(Collection entries)
☆ ☆ ☆ ☆ ☆ ☆ ☆

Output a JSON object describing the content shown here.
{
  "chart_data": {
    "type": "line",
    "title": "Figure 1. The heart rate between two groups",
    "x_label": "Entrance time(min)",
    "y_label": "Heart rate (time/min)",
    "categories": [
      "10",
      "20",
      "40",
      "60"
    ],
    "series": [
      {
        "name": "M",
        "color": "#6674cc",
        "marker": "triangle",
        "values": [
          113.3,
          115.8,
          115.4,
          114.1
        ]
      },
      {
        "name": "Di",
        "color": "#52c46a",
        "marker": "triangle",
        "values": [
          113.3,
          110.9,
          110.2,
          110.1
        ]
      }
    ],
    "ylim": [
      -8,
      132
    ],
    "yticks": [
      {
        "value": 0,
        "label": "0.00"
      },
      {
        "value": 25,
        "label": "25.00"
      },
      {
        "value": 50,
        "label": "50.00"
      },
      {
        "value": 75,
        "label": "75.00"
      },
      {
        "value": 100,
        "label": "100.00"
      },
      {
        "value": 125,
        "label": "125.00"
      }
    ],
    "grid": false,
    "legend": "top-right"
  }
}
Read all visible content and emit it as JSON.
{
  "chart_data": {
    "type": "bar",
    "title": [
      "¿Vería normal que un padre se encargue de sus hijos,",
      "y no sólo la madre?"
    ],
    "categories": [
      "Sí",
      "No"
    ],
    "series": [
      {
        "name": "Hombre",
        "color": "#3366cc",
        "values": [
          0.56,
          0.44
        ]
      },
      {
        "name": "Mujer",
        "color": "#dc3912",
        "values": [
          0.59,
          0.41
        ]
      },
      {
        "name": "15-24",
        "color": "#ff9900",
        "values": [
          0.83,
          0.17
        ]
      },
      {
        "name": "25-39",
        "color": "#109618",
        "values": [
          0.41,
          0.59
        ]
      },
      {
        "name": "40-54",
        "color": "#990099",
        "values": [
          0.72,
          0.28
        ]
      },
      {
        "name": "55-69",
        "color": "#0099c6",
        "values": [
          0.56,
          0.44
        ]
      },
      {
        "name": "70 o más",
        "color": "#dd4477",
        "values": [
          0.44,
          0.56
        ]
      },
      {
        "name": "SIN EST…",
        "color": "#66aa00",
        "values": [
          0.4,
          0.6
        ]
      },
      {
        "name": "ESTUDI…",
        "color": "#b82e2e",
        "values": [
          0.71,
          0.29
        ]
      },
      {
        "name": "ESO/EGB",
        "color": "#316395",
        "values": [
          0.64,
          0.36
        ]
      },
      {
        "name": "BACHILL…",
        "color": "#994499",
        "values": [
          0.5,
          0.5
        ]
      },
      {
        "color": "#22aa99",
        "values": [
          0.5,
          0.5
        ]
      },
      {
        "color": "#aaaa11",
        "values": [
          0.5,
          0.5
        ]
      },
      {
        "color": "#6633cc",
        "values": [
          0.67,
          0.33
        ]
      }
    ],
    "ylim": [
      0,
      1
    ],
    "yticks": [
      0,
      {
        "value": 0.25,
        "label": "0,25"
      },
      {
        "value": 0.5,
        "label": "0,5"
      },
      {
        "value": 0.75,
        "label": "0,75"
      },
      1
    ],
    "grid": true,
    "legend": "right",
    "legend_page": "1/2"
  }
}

☆ ☆ ☆ ☆ ☆ ☆ ☆

SET PROBLEM
Copy out each line of the records that holds the string "rate".

SOLUTION TO THE EXERCISE
    "title": "Figure 1. The heart rate between two groups",
    "y_label": "Heart rate (time/min)",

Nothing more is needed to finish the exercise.